* begin *

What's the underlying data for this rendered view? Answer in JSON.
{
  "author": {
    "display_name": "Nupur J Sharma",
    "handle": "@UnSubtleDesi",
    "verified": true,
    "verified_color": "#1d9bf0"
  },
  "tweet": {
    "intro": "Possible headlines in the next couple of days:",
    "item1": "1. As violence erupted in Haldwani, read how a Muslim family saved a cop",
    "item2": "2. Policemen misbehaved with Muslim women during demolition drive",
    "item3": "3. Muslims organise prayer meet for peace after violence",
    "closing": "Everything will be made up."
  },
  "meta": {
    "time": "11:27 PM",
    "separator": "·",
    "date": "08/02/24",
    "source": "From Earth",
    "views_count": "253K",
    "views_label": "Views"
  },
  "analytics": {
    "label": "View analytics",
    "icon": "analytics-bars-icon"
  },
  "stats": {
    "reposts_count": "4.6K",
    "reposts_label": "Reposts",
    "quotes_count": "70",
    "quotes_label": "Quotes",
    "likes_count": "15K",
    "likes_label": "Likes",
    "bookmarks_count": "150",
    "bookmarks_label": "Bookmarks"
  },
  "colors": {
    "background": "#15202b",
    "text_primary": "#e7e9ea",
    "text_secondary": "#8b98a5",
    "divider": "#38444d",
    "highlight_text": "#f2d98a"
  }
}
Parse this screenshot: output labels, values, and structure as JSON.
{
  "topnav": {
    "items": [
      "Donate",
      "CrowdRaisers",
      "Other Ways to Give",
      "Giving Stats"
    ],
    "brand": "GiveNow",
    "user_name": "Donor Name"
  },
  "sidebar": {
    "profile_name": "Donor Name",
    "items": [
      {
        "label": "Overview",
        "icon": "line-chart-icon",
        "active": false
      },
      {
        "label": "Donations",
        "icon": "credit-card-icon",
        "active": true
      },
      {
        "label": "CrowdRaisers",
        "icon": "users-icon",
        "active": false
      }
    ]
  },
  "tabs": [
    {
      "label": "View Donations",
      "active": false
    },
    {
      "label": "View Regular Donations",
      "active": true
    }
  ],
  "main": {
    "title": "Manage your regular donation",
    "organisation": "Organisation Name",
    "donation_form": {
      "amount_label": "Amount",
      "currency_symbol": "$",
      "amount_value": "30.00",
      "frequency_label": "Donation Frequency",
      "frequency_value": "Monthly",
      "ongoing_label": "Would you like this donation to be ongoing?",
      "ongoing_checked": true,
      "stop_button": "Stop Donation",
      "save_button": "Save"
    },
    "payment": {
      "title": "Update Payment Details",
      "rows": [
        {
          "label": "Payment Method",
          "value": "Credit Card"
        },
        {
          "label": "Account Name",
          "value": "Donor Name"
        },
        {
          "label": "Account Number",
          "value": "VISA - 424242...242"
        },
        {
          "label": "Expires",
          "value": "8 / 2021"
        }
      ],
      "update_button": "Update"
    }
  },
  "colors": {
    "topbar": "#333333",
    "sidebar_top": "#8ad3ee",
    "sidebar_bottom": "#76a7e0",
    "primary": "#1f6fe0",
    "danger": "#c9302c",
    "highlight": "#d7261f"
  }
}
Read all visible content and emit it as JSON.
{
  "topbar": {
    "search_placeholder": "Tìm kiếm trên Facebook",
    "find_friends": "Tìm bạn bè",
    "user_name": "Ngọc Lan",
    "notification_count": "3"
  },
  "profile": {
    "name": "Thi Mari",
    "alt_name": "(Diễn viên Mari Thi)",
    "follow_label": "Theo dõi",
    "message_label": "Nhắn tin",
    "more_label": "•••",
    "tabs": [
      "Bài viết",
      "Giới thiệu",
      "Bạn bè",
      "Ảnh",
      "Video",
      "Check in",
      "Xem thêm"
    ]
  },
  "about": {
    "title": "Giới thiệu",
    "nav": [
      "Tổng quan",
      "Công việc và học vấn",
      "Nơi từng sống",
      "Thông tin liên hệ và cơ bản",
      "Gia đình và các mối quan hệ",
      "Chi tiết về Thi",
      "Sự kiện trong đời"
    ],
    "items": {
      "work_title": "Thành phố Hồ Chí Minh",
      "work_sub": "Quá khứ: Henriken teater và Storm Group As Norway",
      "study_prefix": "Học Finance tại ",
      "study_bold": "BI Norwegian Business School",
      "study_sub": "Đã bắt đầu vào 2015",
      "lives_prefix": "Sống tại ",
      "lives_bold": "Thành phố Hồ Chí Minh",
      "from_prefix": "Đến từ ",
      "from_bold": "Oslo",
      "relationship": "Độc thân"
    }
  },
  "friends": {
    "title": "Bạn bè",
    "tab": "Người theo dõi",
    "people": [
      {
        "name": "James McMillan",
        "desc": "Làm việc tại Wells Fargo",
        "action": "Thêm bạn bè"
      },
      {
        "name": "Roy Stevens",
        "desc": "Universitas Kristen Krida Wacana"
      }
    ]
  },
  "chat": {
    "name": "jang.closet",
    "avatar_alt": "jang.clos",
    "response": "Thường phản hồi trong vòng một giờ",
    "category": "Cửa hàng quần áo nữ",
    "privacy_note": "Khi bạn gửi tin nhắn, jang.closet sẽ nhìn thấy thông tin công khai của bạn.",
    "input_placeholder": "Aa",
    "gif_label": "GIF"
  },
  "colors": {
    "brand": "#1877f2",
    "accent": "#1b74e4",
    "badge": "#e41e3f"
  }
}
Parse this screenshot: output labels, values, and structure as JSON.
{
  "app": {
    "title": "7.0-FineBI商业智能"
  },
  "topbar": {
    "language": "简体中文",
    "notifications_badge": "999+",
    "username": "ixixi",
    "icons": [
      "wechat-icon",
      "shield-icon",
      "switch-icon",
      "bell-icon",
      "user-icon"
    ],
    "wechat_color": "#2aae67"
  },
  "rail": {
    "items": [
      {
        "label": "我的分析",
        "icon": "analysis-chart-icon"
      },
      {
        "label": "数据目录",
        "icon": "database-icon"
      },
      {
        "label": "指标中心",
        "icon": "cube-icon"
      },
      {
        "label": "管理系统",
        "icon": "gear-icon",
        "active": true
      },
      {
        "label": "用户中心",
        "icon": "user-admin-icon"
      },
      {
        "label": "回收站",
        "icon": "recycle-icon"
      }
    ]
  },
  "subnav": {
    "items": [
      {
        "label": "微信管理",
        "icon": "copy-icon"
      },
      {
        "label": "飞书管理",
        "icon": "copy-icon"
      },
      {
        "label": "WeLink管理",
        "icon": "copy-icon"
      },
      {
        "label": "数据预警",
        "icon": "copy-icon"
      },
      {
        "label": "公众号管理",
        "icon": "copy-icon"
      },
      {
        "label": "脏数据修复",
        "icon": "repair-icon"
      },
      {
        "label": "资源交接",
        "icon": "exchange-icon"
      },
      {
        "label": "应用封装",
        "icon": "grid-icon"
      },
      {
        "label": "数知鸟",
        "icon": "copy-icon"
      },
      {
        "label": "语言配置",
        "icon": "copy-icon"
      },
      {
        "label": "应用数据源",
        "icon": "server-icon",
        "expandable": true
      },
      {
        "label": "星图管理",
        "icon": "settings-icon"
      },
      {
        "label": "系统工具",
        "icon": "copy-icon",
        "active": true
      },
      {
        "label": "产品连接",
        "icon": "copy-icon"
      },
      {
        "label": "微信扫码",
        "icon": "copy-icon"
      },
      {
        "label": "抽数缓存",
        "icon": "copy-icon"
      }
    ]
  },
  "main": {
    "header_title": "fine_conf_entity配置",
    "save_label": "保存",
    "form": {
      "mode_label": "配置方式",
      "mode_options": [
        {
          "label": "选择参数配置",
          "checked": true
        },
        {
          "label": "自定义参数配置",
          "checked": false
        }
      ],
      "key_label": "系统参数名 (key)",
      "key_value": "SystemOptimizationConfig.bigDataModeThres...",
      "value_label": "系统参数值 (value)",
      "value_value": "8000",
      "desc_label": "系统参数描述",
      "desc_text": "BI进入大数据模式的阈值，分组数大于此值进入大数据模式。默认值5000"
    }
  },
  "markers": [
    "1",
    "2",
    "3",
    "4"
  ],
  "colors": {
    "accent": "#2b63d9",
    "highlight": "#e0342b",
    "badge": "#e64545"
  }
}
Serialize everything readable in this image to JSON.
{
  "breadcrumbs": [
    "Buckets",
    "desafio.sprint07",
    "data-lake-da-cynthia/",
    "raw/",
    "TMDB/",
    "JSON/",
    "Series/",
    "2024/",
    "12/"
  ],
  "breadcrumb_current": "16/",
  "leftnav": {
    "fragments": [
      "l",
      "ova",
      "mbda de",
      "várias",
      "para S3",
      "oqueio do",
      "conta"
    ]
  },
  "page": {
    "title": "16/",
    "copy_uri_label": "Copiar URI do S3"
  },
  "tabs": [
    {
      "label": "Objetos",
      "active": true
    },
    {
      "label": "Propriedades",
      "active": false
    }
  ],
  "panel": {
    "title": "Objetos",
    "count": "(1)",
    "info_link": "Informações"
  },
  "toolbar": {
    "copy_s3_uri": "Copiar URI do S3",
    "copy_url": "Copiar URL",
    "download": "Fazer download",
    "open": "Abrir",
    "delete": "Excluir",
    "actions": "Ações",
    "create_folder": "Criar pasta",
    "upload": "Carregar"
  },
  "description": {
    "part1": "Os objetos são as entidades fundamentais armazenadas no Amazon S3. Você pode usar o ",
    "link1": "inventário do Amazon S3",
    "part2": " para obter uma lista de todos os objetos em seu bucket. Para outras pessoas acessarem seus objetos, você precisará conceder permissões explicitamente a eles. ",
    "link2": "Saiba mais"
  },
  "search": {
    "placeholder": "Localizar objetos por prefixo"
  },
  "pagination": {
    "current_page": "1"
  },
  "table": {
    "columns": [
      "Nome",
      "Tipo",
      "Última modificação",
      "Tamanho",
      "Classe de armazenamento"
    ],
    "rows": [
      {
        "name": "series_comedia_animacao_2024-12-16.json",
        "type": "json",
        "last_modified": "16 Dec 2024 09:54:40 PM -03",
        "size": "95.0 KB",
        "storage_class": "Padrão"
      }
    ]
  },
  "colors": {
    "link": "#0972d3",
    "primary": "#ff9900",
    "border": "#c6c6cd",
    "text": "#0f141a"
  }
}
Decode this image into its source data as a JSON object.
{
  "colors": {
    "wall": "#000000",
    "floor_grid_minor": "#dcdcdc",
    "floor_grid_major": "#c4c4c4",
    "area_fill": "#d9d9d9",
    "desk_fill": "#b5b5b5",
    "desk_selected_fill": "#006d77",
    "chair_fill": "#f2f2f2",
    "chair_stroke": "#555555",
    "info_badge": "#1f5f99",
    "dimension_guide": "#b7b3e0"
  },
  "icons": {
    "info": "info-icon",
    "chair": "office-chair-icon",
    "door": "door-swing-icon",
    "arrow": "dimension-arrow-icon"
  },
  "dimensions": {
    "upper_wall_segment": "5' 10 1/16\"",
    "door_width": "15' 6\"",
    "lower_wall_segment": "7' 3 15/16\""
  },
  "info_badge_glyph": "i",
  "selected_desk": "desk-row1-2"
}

* end *

▶ _Set task_: Reproduce only the lines from the line containing "Decode this image" to the last line of the material above, both of those lines included.

▶ _Reply to the task_:
Decode this image into its source data as a JSON object.
{
  "colors": {
    "wall": "#000000",
    "floor_grid_minor": "#dcdcdc",
    "floor_grid_major": "#c4c4c4",
    "area_fill": "#d9d9d9",
    "desk_fill": "#b5b5b5",
    "desk_selected_fill": "#006d77",
    "chair_fill": "#f2f2f2",
    "chair_stroke": "#555555",
    "info_badge": "#1f5f99",
    "dimension_guide": "#b7b3e0"
  },
  "icons": {
    "info": "info-icon",
    "chair": "office-chair-icon",
    "door": "door-swing-icon",
    "arrow": "dimension-arrow-icon"
  },
  "dimensions": {
    "upper_wall_segment": "5' 10 1/16\"",
    "door_width": "15' 6\"",
    "lower_wall_segment": "7' 3 15/16\""
  },
  "info_badge_glyph": "i",
  "selected_desk": "desk-row1-2"
}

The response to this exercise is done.